## Tarefa do exercício 1
Transcreva sem alterações tudo o que vai da linha dos registros que contém "- row-label-cell[interactable]: H: [0, 436, 82, 458]" até a linha que contém "- gridline: [648, 414, 649, 436]", incluindo as duas.
## Tarefa do exercício 2
Escreva a continuação do texto sobre simbiose e individuação do bebê, começando logo depois da última frase apresentada.

Simbiose e individuação

A princípio, o bebê chora e costuma ser atendido nas suas necessidades  de alimentação, afeto, higiene, aquecimento etc. Nesta fase muito inicial, não distingue a si mesmo como uma entidade separada da mãe, pois vive uma verdadeira simbiose achando que tudo é uma coisa só. Até a acuidade visual do bebê nesta fase é diferente pois não tem a mesma nitidez.

Na medida em que vai crescendo, começa a ser frustrado pois pode passar a chorar e nem sempre será atendido ato contínuo. Terá que dividir a atenção da mãe com outros irmãos ou com afazeres do dia a dia. Por outro lado, também começa a perceber o próprio corpo, a brincar com o pezinho, colocar o dedo na boca, a sentir prazer com as funções excretórias, com a alimentação etc. Ao lado das constantes frustrações que começa a experimentar, também passa a querer  explorar o mundo a sua volta, o que pressupõe uma coragem crescente na medida em que este processo vai tomando corpo!

Para fazer isso em segurança, precisa, no entanto, sentir que tem uma base segura pois se algo der errado, terá o respaldo da mãe ou de quem quer que exerça a função da maternagem (independente do sexo biológico ou do vínculo consanguíneo). São aquelas situações em que a criança se afasta para dar vazão a sua curiosidade, para interagir com outras crianças e depois, diante de eventual ameaça, corre de volta e “agarra a mãe pelas pernas”… quem já não viu ou viveu uma cena assim !?

## Dados fornecidos

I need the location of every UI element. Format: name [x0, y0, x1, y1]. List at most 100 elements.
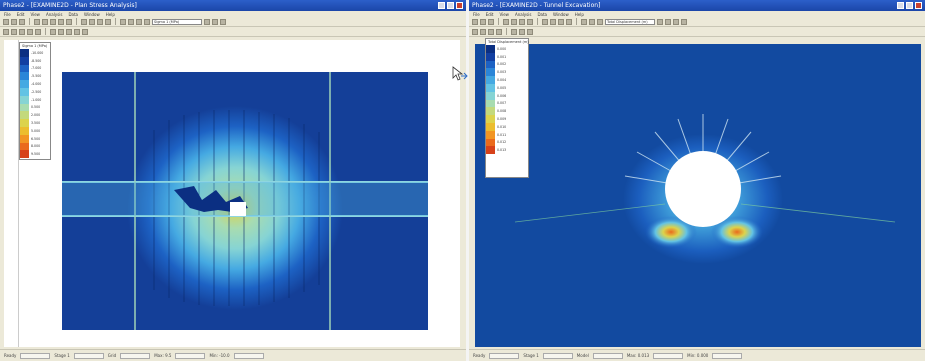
left-contour-legend[interactable]: Sigma 1 (MPa) -10.000 -8.500 -7.000 -5.500-…	[19, 42, 51, 160]
zoom-out-icon[interactable]	[89, 18, 95, 25]
zoom-out-icon[interactable]	[550, 18, 556, 25]
right-minimize-button[interactable]	[897, 2, 904, 9]
legend-row: 0.004	[486, 76, 528, 84]
save-icon[interactable]	[488, 18, 494, 25]
legend-value: 0.010	[497, 124, 507, 129]
left-maximize-button[interactable]	[447, 2, 454, 9]
paste-icon[interactable]	[50, 18, 56, 25]
right-contour-plot[interactable]	[475, 44, 921, 347]
contour-options-icon[interactable]	[204, 18, 210, 25]
restraint-icon[interactable]	[58, 28, 64, 35]
zoom-in-icon[interactable]	[81, 18, 87, 25]
copy-icon[interactable]	[511, 18, 517, 25]
legend-row: -5.500	[20, 72, 50, 81]
boundary-icon[interactable]	[11, 28, 17, 35]
joint-icon[interactable]	[82, 28, 88, 35]
right-menu-data[interactable]: Data	[537, 12, 547, 17]
right-menu-view[interactable]: View	[499, 12, 509, 17]
left-contour-plot[interactable]	[4, 40, 460, 347]
display-options-icon[interactable]	[220, 18, 226, 25]
right-maximize-button[interactable]	[906, 2, 913, 9]
liner-icon[interactable]	[527, 28, 533, 35]
left-menu-help[interactable]: Help	[106, 12, 115, 17]
stage-icon[interactable]	[50, 28, 56, 35]
display-options-icon[interactable]	[673, 18, 679, 25]
loads-icon[interactable]	[35, 28, 41, 35]
pan-icon[interactable]	[566, 18, 572, 25]
left-menu-file[interactable]: File	[4, 12, 11, 17]
select-icon[interactable]	[3, 28, 9, 35]
contour-select[interactable]: Total Displacement (m)	[605, 18, 655, 25]
material-icon[interactable]	[496, 28, 502, 35]
left-menu-window[interactable]: Window	[84, 12, 100, 17]
left-minimize-button[interactable]	[438, 2, 445, 9]
compute-icon[interactable]	[581, 18, 587, 25]
left-menu-edit[interactable]: Edit	[17, 12, 25, 17]
status-field: Max: 0.013	[626, 353, 650, 358]
bolt-icon[interactable]	[66, 28, 72, 35]
compute-icon[interactable]	[120, 18, 126, 25]
left-close-button[interactable]	[456, 2, 463, 9]
pan-icon[interactable]	[105, 18, 111, 25]
graph-icon[interactable]	[597, 18, 603, 25]
undo-icon[interactable]	[58, 18, 64, 25]
zoom-all-icon[interactable]	[97, 18, 103, 25]
legend-swatch	[486, 68, 495, 77]
bolt-icon[interactable]	[519, 28, 525, 35]
left-menu-data[interactable]: Data	[68, 12, 78, 17]
right-menu-edit[interactable]: Edit	[486, 12, 494, 17]
legend-row: 0.011	[486, 130, 528, 139]
material-icon[interactable]	[27, 28, 33, 35]
copy-icon[interactable]	[42, 18, 48, 25]
query-icon[interactable]	[144, 18, 150, 25]
right-title-bar[interactable]: Phase2 - [EXAMINE2D - Tunnel Excavation]	[469, 0, 925, 11]
save-icon[interactable]	[19, 18, 25, 25]
legend-icon[interactable]	[665, 18, 671, 25]
liner-icon[interactable]	[74, 28, 80, 35]
left-toolbar-1: Sigma 1 (MPa)	[0, 17, 466, 27]
mesh-icon[interactable]	[488, 28, 494, 35]
right-menu-analysis[interactable]: Analysis	[515, 12, 531, 17]
boundary-icon[interactable]	[480, 28, 486, 35]
legend-swatch	[486, 99, 495, 108]
right-menu-window[interactable]: Window	[553, 12, 569, 17]
contour-select[interactable]: Sigma 1 (MPa)	[152, 18, 202, 25]
right-menu-file[interactable]: File	[473, 12, 480, 17]
print-icon[interactable]	[34, 18, 40, 25]
new-file-icon[interactable]	[3, 18, 9, 25]
mesh-icon[interactable]	[19, 28, 25, 35]
right-model-viewport[interactable]: Total Displacement (m) 0.000 0.001 0.002 0.…	[475, 38, 921, 347]
legend-icon[interactable]	[212, 18, 218, 25]
left-title-bar[interactable]: Phase2 - [EXAMINE2D - Plan Stress Analys…	[0, 0, 466, 11]
right-menu-help[interactable]: Help	[575, 12, 584, 17]
stage-icon[interactable]	[511, 28, 517, 35]
redo-icon[interactable]	[527, 18, 533, 25]
legend-value: 0.500	[31, 105, 41, 110]
legend-value: 0.009	[497, 117, 507, 122]
zoom-in-icon[interactable]	[542, 18, 548, 25]
new-file-icon[interactable]	[472, 18, 478, 25]
select-icon[interactable]	[472, 28, 478, 35]
contour-options-icon[interactable]	[657, 18, 663, 25]
open-file-icon[interactable]	[11, 18, 17, 25]
right-close-button[interactable]	[915, 2, 922, 9]
redo-icon[interactable]	[66, 18, 72, 25]
status-cell	[542, 352, 573, 359]
open-file-icon[interactable]	[480, 18, 486, 25]
interpret-icon[interactable]	[589, 18, 595, 25]
legend-row: 8.000	[20, 142, 50, 151]
graph-icon[interactable]	[136, 18, 142, 25]
toolbar-separator	[115, 18, 116, 25]
legend-row: 0.500	[20, 103, 50, 112]
query-icon[interactable]	[681, 18, 687, 25]
undo-icon[interactable]	[519, 18, 525, 25]
left-model-viewport[interactable]: Sigma 1 (MPa) -10.000 -8.500 -7.000 -5.500-…	[4, 40, 460, 347]
left-menu-analysis[interactable]: Analysis	[46, 12, 62, 17]
legend-row: -4.000	[20, 80, 50, 88]
right-contour-legend[interactable]: Total Displacement (m) 0.000 0.001 0.002 0.…	[485, 38, 529, 178]
print-icon[interactable]	[503, 18, 509, 25]
interpret-icon[interactable]	[128, 18, 134, 25]
left-menu-view[interactable]: View	[30, 12, 40, 17]
zoom-all-icon[interactable]	[558, 18, 564, 25]
legend-swatch	[20, 150, 29, 159]
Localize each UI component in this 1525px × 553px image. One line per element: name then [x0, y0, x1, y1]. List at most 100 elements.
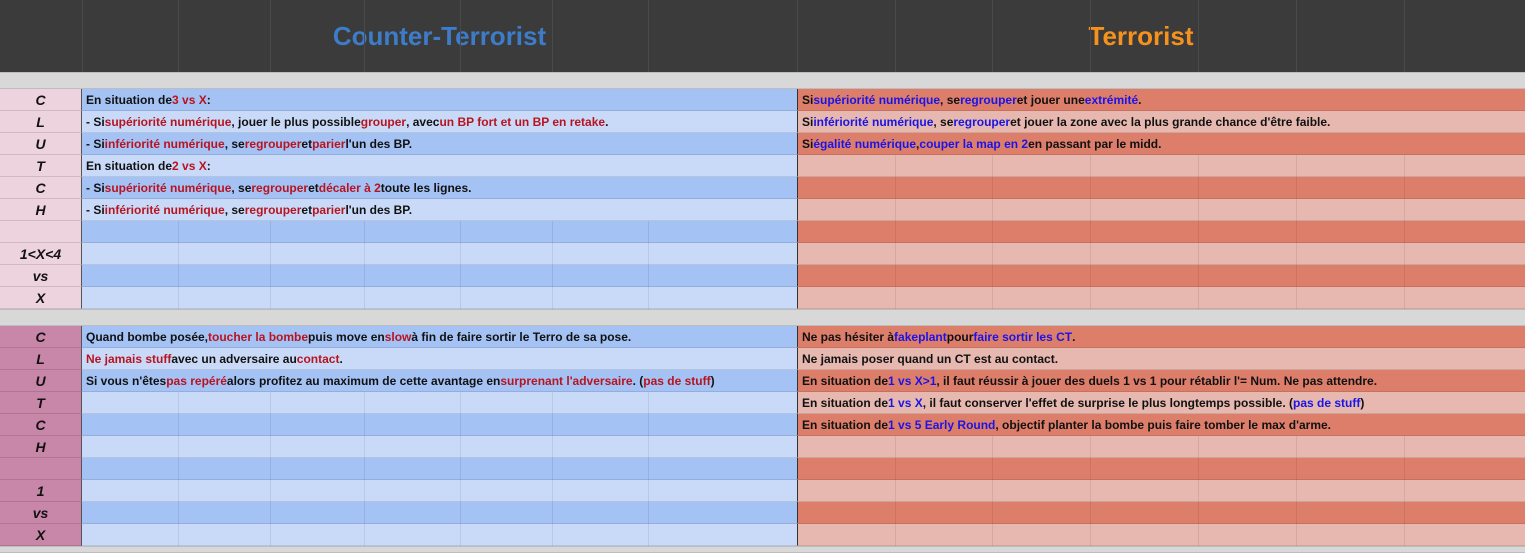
- row-label-cell[interactable]: H: [0, 436, 82, 458]
- t-cell[interactable]: [798, 199, 1525, 221]
- row-label-cell[interactable]: X: [0, 287, 82, 309]
- t-cell[interactable]: [798, 436, 1525, 458]
- row-label-cell[interactable]: vs: [0, 502, 82, 524]
- t-cell[interactable]: [798, 502, 1525, 524]
- row-label-cell[interactable]: T: [0, 155, 82, 177]
- text-run: , avec: [406, 114, 440, 129]
- text-run: .: [605, 114, 609, 129]
- t-cell[interactable]: [798, 480, 1525, 502]
- gridline: [648, 414, 649, 436]
- t-cell[interactable]: [798, 524, 1525, 546]
- t-cell[interactable]: Si égalité numérique, couper la map en 2…: [798, 133, 1525, 155]
- section-separator: [0, 309, 1525, 326]
- header-gridline: [82, 0, 83, 72]
- gridline: [1404, 221, 1405, 243]
- ct-cell[interactable]: [82, 392, 798, 414]
- row-label-cell[interactable]: U: [0, 370, 82, 392]
- t-cell[interactable]: Ne jamais poser quand un CT est au conta…: [798, 348, 1525, 370]
- text-run: , se: [224, 202, 245, 217]
- row-label-cell[interactable]: [0, 458, 82, 480]
- ct-cell[interactable]: [82, 414, 798, 436]
- t-title[interactable]: Terrorist: [798, 0, 1484, 72]
- text-run: et jouer la zone avec la plus grande cha…: [1010, 114, 1331, 129]
- t-cell[interactable]: Si supériorité numérique, se regrouper e…: [798, 89, 1525, 111]
- t-cell[interactable]: En situation de 1 vs X, il faut conserve…: [798, 392, 1525, 414]
- row-label-cell[interactable]: C: [0, 89, 82, 111]
- gridline: [992, 458, 993, 480]
- text-run: .: [1138, 92, 1142, 107]
- highlight-text: grouper: [360, 114, 407, 129]
- text-run: , se: [933, 114, 954, 129]
- row-label-cell[interactable]: T: [0, 392, 82, 414]
- gridline: [895, 265, 896, 287]
- header-gridline: [648, 0, 649, 72]
- gridline: [178, 480, 179, 502]
- gridline: [552, 414, 553, 436]
- ct-cell[interactable]: [82, 287, 798, 309]
- row-label-cell[interactable]: 1: [0, 480, 82, 502]
- t-cell[interactable]: [798, 221, 1525, 243]
- t-cell[interactable]: En situation de 1 vs 5 Early Round, obje…: [798, 414, 1525, 436]
- t-cell[interactable]: Ne pas hésiter à fakeplant pour faire so…: [798, 326, 1525, 348]
- gridline: [270, 436, 271, 458]
- row-label-cell[interactable]: [0, 221, 82, 243]
- t-cell[interactable]: [798, 155, 1525, 177]
- ct-cell[interactable]: [82, 436, 798, 458]
- row-label-cell[interactable]: C: [0, 414, 82, 436]
- t-cell[interactable]: [798, 265, 1525, 287]
- t-cell[interactable]: [798, 243, 1525, 265]
- gridline: [1090, 436, 1091, 458]
- ct-cell[interactable]: Si vous n'êtes pas repéré alors profitez…: [82, 370, 798, 392]
- gridline: [895, 199, 896, 221]
- ct-title[interactable]: Counter-Terrorist: [82, 0, 797, 72]
- ct-cell[interactable]: Quand bombe posée, toucher la bombe puis…: [82, 326, 798, 348]
- ct-cell[interactable]: - Si infériorité numérique, se regrouper…: [82, 199, 798, 221]
- gridline: [1296, 155, 1297, 177]
- section1-row: X: [0, 287, 1525, 309]
- ct-cell[interactable]: [82, 221, 798, 243]
- ct-cell[interactable]: En situation de 2 vs X :: [82, 155, 798, 177]
- highlight-text: supériorité numérique: [813, 92, 941, 107]
- ct-cell[interactable]: En situation de 3 vs X :: [82, 89, 798, 111]
- gridline: [460, 392, 461, 414]
- ct-cell[interactable]: [82, 265, 798, 287]
- ct-cell[interactable]: - Si supériorité numérique, se regrouper…: [82, 177, 798, 199]
- row-label-cell[interactable]: L: [0, 111, 82, 133]
- row-label-cell[interactable]: vs: [0, 265, 82, 287]
- row-label-cell[interactable]: L: [0, 348, 82, 370]
- gridline: [1404, 502, 1405, 524]
- gridline: [992, 199, 993, 221]
- ct-cell[interactable]: [82, 502, 798, 524]
- ct-cell[interactable]: [82, 480, 798, 502]
- row-label-cell[interactable]: H: [0, 199, 82, 221]
- ct-cell[interactable]: [82, 458, 798, 480]
- gridline: [1296, 524, 1297, 546]
- ct-cell[interactable]: [82, 524, 798, 546]
- ct-cell[interactable]: - Si infériorité numérique, se regrouper…: [82, 133, 798, 155]
- row-label-cell[interactable]: X: [0, 524, 82, 546]
- row-label-cell[interactable]: U: [0, 133, 82, 155]
- gridline: [552, 502, 553, 524]
- row-label-cell[interactable]: 1<X<4: [0, 243, 82, 265]
- ct-cell[interactable]: [82, 243, 798, 265]
- gridline: [460, 436, 461, 458]
- gridline: [364, 392, 365, 414]
- text-run: , se: [224, 136, 245, 151]
- ct-cell[interactable]: - Si supériorité numérique, jouer le plu…: [82, 111, 798, 133]
- t-cell[interactable]: En situation de 1 vs X>1, il faut réussi…: [798, 370, 1525, 392]
- gridline: [178, 221, 179, 243]
- t-cell[interactable]: Si infériorité numérique, se regrouper e…: [798, 111, 1525, 133]
- gridline: [648, 221, 649, 243]
- spreadsheet: Counter-Terrorist Terrorist C En situatio…: [0, 0, 1525, 553]
- gridline: [552, 243, 553, 265]
- row-label-cell[interactable]: C: [0, 177, 82, 199]
- t-cell[interactable]: [798, 177, 1525, 199]
- header-gridline: [270, 0, 271, 72]
- ct-cell[interactable]: Ne jamais stuff avec un adversaire au co…: [82, 348, 798, 370]
- row-label-cell[interactable]: C: [0, 326, 82, 348]
- gridline: [1198, 265, 1199, 287]
- t-cell[interactable]: [798, 287, 1525, 309]
- t-cell[interactable]: [798, 458, 1525, 480]
- highlight-text: 1 vs X>1: [888, 373, 937, 388]
- gridline: [1198, 199, 1199, 221]
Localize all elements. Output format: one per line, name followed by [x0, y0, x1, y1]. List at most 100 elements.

## Resultado final 1
- row-label-cell[interactable]: H: [0, 436, 82, 458]
- t-cell[interactable]: [798, 199, 1525, 221]
- row-label-cell[interactable]: X: [0, 287, 82, 309]
- t-cell[interactable]: [798, 436, 1525, 458]
- row-label-cell[interactable]: vs: [0, 502, 82, 524]
- t-cell[interactable]: [798, 502, 1525, 524]
- row-label-cell[interactable]: T: [0, 155, 82, 177]
- text-run: , avec: [406, 114, 440, 129]
- text-run: .: [605, 114, 609, 129]
- t-cell[interactable]: [798, 480, 1525, 502]
- gridline: [648, 414, 649, 436]

## Resultado final 2
A  mãe “suficientemente boa” no dizer do pediatra Winnicott encoraja a separação da criança e a sua exploração do mundo, mantendo-se a uma distância segura, sem frieza, ao mesmo tempo em que estimula a autonomia de seu filho. Esta atitude que ao mesmo tempo é de encorajamento e de continência emocional é crucial para o processo de ruptura da simbiose e de formação da própria individualidade, bem como de um estilo de vínculo afetivo seguro  na medida em que a criança passa a criar uma representação interna dessa mãe, agora “introjetada” que pode não estar fisicamente presente o tempo todo mas que reaparece e a atende quando ela necessita.

Este processo de diferenciação, tão importante para a criação de um senso de “eu”, bem como para o amadurecimento emocional se desenvolve ao longo de toda a vida mas tem na infância e na adolescência, seus momentos mais cruciais na medida em que deixa consequências para o resto da vida.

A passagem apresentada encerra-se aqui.